• [RECORDED DATA]:
§
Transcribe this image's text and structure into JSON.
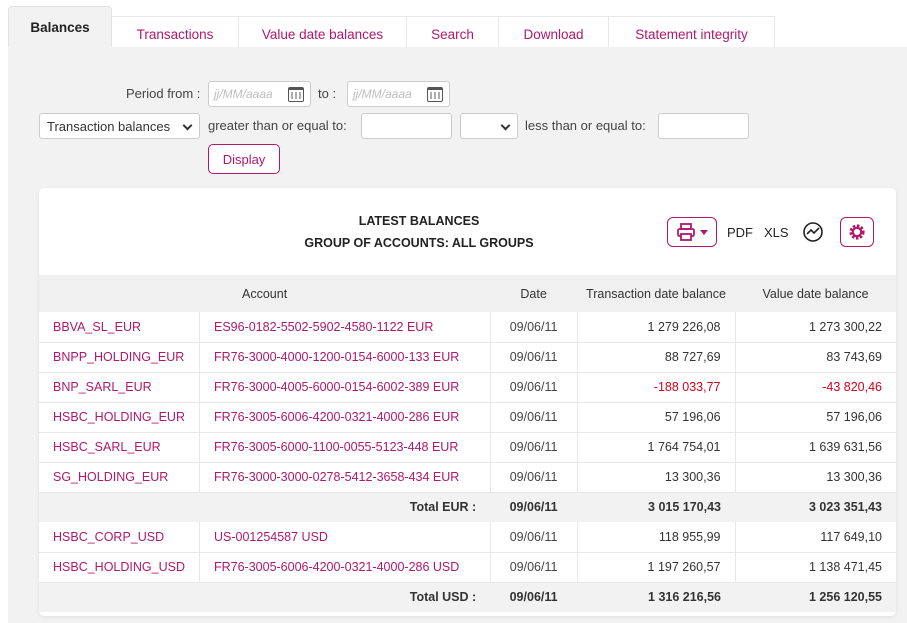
{
  "tabs": [
    "Balances",
    "Transactions",
    "Value date balances",
    "Search",
    "Download",
    "Statement integrity"
  ],
  "filters": {
    "period_from_label": "Period from :",
    "date_placeholder": "jj/MM/aaaa",
    "to_label": "to :",
    "balance_type": "Transaction balances",
    "gte_label": "greater than or equal to:",
    "lte_label": "less than or equal to:",
    "display_button": "Display"
  },
  "card": {
    "title_line1": "LATEST BALANCES",
    "title_line2": "GROUP OF ACCOUNTS: ALL GROUPS",
    "pdf": "PDF",
    "xls": "XLS"
  },
  "columns": [
    "Account",
    "Date",
    "Transaction date balance",
    "Value date balance"
  ],
  "rows": [
    {
      "name": "BBVA_SL_EUR",
      "account": "ES96-0182-5502-5902-4580-1122 EUR",
      "date": "09/06/11",
      "tx": "1 279 226,08",
      "val": "1 273 300,22"
    },
    {
      "name": "BNPP_HOLDING_EUR",
      "account": "FR76-3000-4000-1200-0154-6000-133 EUR",
      "date": "09/06/11",
      "tx": "88 727,69",
      "val": "83 743,69"
    },
    {
      "name": "BNP_SARL_EUR",
      "account": "FR76-3000-4005-6000-0154-6002-389 EUR",
      "date": "09/06/11",
      "tx": "-188 033,77",
      "val": "-43 820,46"
    },
    {
      "name": "HSBC_HOLDING_EUR",
      "account": "FR76-3005-6006-4200-0321-4000-286 EUR",
      "date": "09/06/11",
      "tx": "57 196,06",
      "val": "57 196,06"
    },
    {
      "name": "HSBC_SARL_EUR",
      "account": "FR76-3005-6000-1100-0055-5123-448 EUR",
      "date": "09/06/11",
      "tx": "1 764 754,01",
      "val": "1 639 631,56"
    },
    {
      "name": "SG_HOLDING_EUR",
      "account": "FR76-3000-3000-0278-5412-3658-434 EUR",
      "date": "09/06/11",
      "tx": "13 300,36",
      "val": "13 300,36"
    },
    {
      "name": "HSBC_CORP_USD",
      "account": "US-001254587 USD",
      "date": "09/06/11",
      "tx": "118 955,99",
      "val": "117 649,10"
    },
    {
      "name": "HSBC_HOLDING_USD",
      "account": "FR76-3005-6006-4200-0321-4000-286 USD",
      "date": "09/06/11",
      "tx": "1 197 260,57",
      "val": "1 138 471,45"
    }
  ],
  "totals": [
    {
      "label": "Total EUR :",
      "date": "09/06/11",
      "tx": "3 015 170,43",
      "val": "3 023 351,43"
    },
    {
      "label": "Total USD :",
      "date": "09/06/11",
      "tx": "1 316 216,56",
      "val": "1 256 120,55"
    }
  ],
  "colors": {
    "accent": "#b0186b",
    "negative": "#d0021b",
    "panel": "#f2f2f2"
  }
}
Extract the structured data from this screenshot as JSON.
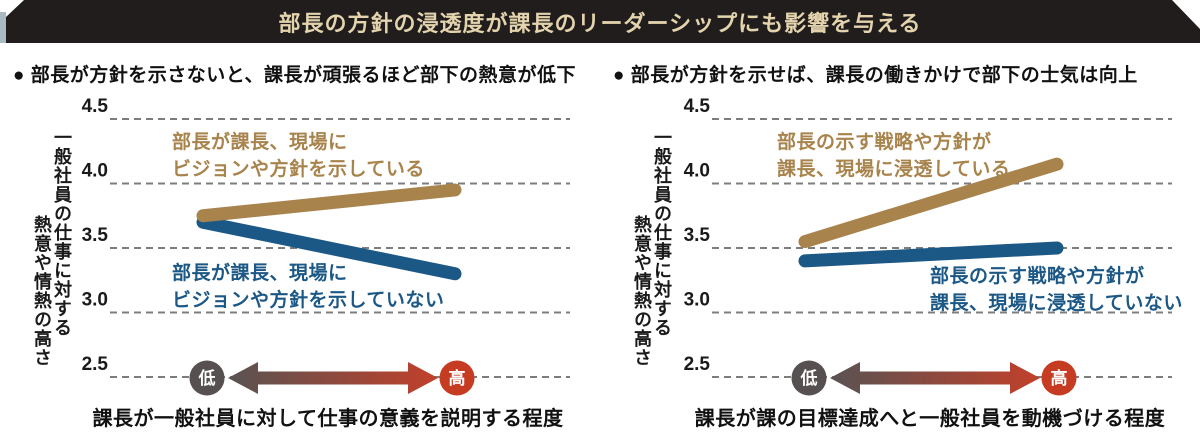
{
  "banner": {
    "title": "部長の方針の浸透度が課長のリーダーシップにも影響を与える",
    "bg_color": "#211d1d",
    "text_color": "#e3d4ae"
  },
  "colors": {
    "brown": "#a8834c",
    "blue": "#1c5886",
    "grid": "#7d7d7d",
    "arrow_gradient_left": "#585352",
    "arrow_gradient_right": "#c2402a",
    "circle_low_bg": "#575050",
    "circle_high_bg": "#c63c22",
    "circle_text": "#ffffff"
  },
  "chart_data": [
    {
      "type": "line",
      "title": "● 部長が方針を示さないと、課長が頑張るほど部下の熱意が低下",
      "xlabel": "課長が一般社員に対して仕事の意義を説明する程度",
      "ylabel": "一般社員の仕事に対する熱意や情熱の高さ",
      "ylabel_lines": [
        "一般社員の仕事に対する",
        "熱意や情熱の高さ"
      ],
      "yticks": [
        "4.5",
        "4.0",
        "3.5",
        "3.0",
        "2.5"
      ],
      "ylim": [
        2.35,
        4.7
      ],
      "grid": "dashed",
      "legend_position": "inline-labels",
      "x_axis": {
        "low": "低",
        "high": "高"
      },
      "categories": [
        "低",
        "高"
      ],
      "series": [
        {
          "name": "部長が課長、現場にビジョンや方針を示している",
          "label_lines": [
            "部長が課長、現場に",
            "ビジョンや方針を示している"
          ],
          "color": "#a8834c",
          "values": [
            3.75,
            3.95
          ]
        },
        {
          "name": "部長が課長、現場にビジョンや方針を示していない",
          "label_lines": [
            "部長が課長、現場に",
            "ビジョンや方針を示していない"
          ],
          "color": "#1c5886",
          "values": [
            3.7,
            3.3
          ]
        }
      ]
    },
    {
      "type": "line",
      "title": "● 部長が方針を示せば、課長の働きかけで部下の士気は向上",
      "xlabel": "課長が課の目標達成へと一般社員を動機づける程度",
      "ylabel": "一般社員の仕事に対する熱意や情熱の高さ",
      "ylabel_lines": [
        "一般社員の仕事に対する",
        "熱意や情熱の高さ"
      ],
      "yticks": [
        "4.5",
        "4.0",
        "3.5",
        "3.0",
        "2.5"
      ],
      "ylim": [
        2.35,
        4.7
      ],
      "grid": "dashed",
      "legend_position": "inline-labels",
      "x_axis": {
        "low": "低",
        "high": "高"
      },
      "categories": [
        "低",
        "高"
      ],
      "series": [
        {
          "name": "部長の示す戦略や方針が課長、現場に浸透している",
          "label_lines": [
            "部長の示す戦略や方針が",
            "課長、現場に浸透している"
          ],
          "color": "#a8834c",
          "values": [
            3.55,
            4.15
          ]
        },
        {
          "name": "部長の示す戦略や方針が課長、現場に浸透していない",
          "label_lines": [
            "部長の示す戦略や方針が",
            "課長、現場に浸透していない"
          ],
          "color": "#1c5886",
          "values": [
            3.4,
            3.5
          ]
        }
      ]
    }
  ]
}
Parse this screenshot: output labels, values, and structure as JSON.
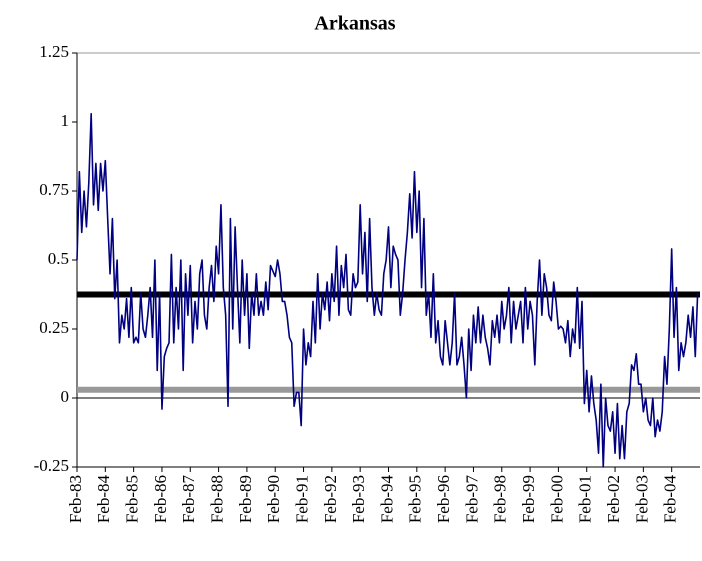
{
  "chart_data": {
    "type": "line",
    "title": "Arkansas",
    "categories": [
      "Feb-83",
      null,
      null,
      null,
      null,
      null,
      null,
      null,
      null,
      null,
      null,
      null,
      "Feb-84",
      null,
      null,
      null,
      null,
      null,
      null,
      null,
      null,
      null,
      null,
      null,
      "Feb-85",
      null,
      null,
      null,
      null,
      null,
      null,
      null,
      null,
      null,
      null,
      null,
      "Feb-86",
      null,
      null,
      null,
      null,
      null,
      null,
      null,
      null,
      null,
      null,
      null,
      "Feb-87",
      null,
      null,
      null,
      null,
      null,
      null,
      null,
      null,
      null,
      null,
      null,
      "Feb-88",
      null,
      null,
      null,
      null,
      null,
      null,
      null,
      null,
      null,
      null,
      null,
      "Feb-89",
      null,
      null,
      null,
      null,
      null,
      null,
      null,
      null,
      null,
      null,
      null,
      "Feb-90",
      null,
      null,
      null,
      null,
      null,
      null,
      null,
      null,
      null,
      null,
      null,
      "Feb-91",
      null,
      null,
      null,
      null,
      null,
      null,
      null,
      null,
      null,
      null,
      null,
      "Feb-92",
      null,
      null,
      null,
      null,
      null,
      null,
      null,
      null,
      null,
      null,
      null,
      "Feb-93",
      null,
      null,
      null,
      null,
      null,
      null,
      null,
      null,
      null,
      null,
      null,
      "Feb-94",
      null,
      null,
      null,
      null,
      null,
      null,
      null,
      null,
      null,
      null,
      null,
      "Feb-95",
      null,
      null,
      null,
      null,
      null,
      null,
      null,
      null,
      null,
      null,
      null,
      "Feb-96",
      null,
      null,
      null,
      null,
      null,
      null,
      null,
      null,
      null,
      null,
      null,
      "Feb-97",
      null,
      null,
      null,
      null,
      null,
      null,
      null,
      null,
      null,
      null,
      null,
      "Feb-98",
      null,
      null,
      null,
      null,
      null,
      null,
      null,
      null,
      null,
      null,
      null,
      "Feb-99",
      null,
      null,
      null,
      null,
      null,
      null,
      null,
      null,
      null,
      null,
      null,
      "Feb-00",
      null,
      null,
      null,
      null,
      null,
      null,
      null,
      null,
      null,
      null,
      null,
      "Feb-01",
      null,
      null,
      null,
      null,
      null,
      null,
      null,
      null,
      null,
      null,
      null,
      "Feb-02",
      null,
      null,
      null,
      null,
      null,
      null,
      null,
      null,
      null,
      null,
      null,
      "Feb-03",
      null,
      null,
      null,
      null,
      null,
      null,
      null,
      null,
      null,
      null,
      null,
      "Feb-04",
      null,
      null,
      null,
      null,
      null,
      null,
      null,
      null,
      null,
      null,
      null
    ],
    "series": [
      {
        "color": "#000080",
        "values": [
          0.5,
          0.82,
          0.6,
          0.75,
          0.62,
          0.78,
          1.03,
          0.7,
          0.85,
          0.68,
          0.85,
          0.75,
          0.86,
          0.65,
          0.45,
          0.65,
          0.36,
          0.5,
          0.2,
          0.3,
          0.25,
          0.36,
          0.22,
          0.4,
          0.2,
          0.22,
          0.2,
          0.38,
          0.25,
          0.22,
          0.3,
          0.4,
          0.22,
          0.5,
          0.1,
          0.38,
          -0.04,
          0.15,
          0.18,
          0.2,
          0.52,
          0.2,
          0.4,
          0.25,
          0.5,
          0.1,
          0.45,
          0.3,
          0.48,
          0.2,
          0.35,
          0.25,
          0.45,
          0.5,
          0.3,
          0.25,
          0.4,
          0.48,
          0.35,
          0.55,
          0.45,
          0.7,
          0.4,
          0.3,
          -0.03,
          0.65,
          0.25,
          0.62,
          0.4,
          0.2,
          0.5,
          0.3,
          0.45,
          0.18,
          0.38,
          0.3,
          0.45,
          0.3,
          0.35,
          0.3,
          0.42,
          0.32,
          0.48,
          0.46,
          0.44,
          0.5,
          0.45,
          0.35,
          0.35,
          0.3,
          0.22,
          0.2,
          -0.03,
          0.02,
          0.02,
          -0.1,
          0.25,
          0.12,
          0.2,
          0.15,
          0.35,
          0.2,
          0.45,
          0.25,
          0.38,
          0.32,
          0.42,
          0.28,
          0.45,
          0.35,
          0.55,
          0.3,
          0.48,
          0.4,
          0.52,
          0.32,
          0.3,
          0.45,
          0.4,
          0.42,
          0.7,
          0.45,
          0.6,
          0.35,
          0.65,
          0.4,
          0.3,
          0.38,
          0.32,
          0.3,
          0.45,
          0.5,
          0.62,
          0.4,
          0.55,
          0.52,
          0.5,
          0.3,
          0.38,
          0.5,
          0.6,
          0.74,
          0.58,
          0.82,
          0.6,
          0.75,
          0.4,
          0.65,
          0.3,
          0.38,
          0.22,
          0.45,
          0.2,
          0.28,
          0.15,
          0.12,
          0.28,
          0.2,
          0.12,
          0.2,
          0.38,
          0.12,
          0.15,
          0.22,
          0.12,
          0.0,
          0.25,
          0.1,
          0.3,
          0.2,
          0.33,
          0.2,
          0.3,
          0.22,
          0.18,
          0.12,
          0.28,
          0.22,
          0.3,
          0.2,
          0.35,
          0.25,
          0.3,
          0.4,
          0.2,
          0.35,
          0.25,
          0.3,
          0.35,
          0.2,
          0.4,
          0.25,
          0.35,
          0.3,
          0.12,
          0.35,
          0.5,
          0.3,
          0.45,
          0.4,
          0.3,
          0.28,
          0.42,
          0.35,
          0.25,
          0.26,
          0.25,
          0.2,
          0.28,
          0.15,
          0.25,
          0.2,
          0.4,
          0.18,
          0.35,
          -0.02,
          0.1,
          -0.05,
          0.08,
          -0.02,
          -0.08,
          -0.2,
          0.05,
          -0.25,
          0.0,
          -0.1,
          -0.12,
          -0.05,
          -0.2,
          -0.02,
          -0.22,
          -0.1,
          -0.22,
          -0.05,
          -0.02,
          0.12,
          0.1,
          0.16,
          0.05,
          0.05,
          -0.05,
          0.0,
          -0.08,
          -0.1,
          0.0,
          -0.14,
          -0.08,
          -0.12,
          -0.05,
          0.15,
          0.05,
          0.25,
          0.54,
          0.22,
          0.4,
          0.1,
          0.2,
          0.15,
          0.2,
          0.3,
          0.22,
          0.33,
          0.15,
          0.38
        ]
      }
    ],
    "reference_lines": [
      {
        "value": 0.375,
        "color": "#000000"
      },
      {
        "value": 0.03,
        "color": "#999999"
      }
    ],
    "ylim": [
      -0.25,
      1.25
    ],
    "yticks": [
      -0.25,
      0,
      0.25,
      0.5,
      0.75,
      1,
      1.25
    ]
  }
}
§
• [WRITTEN TASK]: List every line from the entries above in which "equal" appears.

• [WORKED ANSWER]:
    "gte_label": "greater than or equal to:",
    "lte_label": "less than or equal to:",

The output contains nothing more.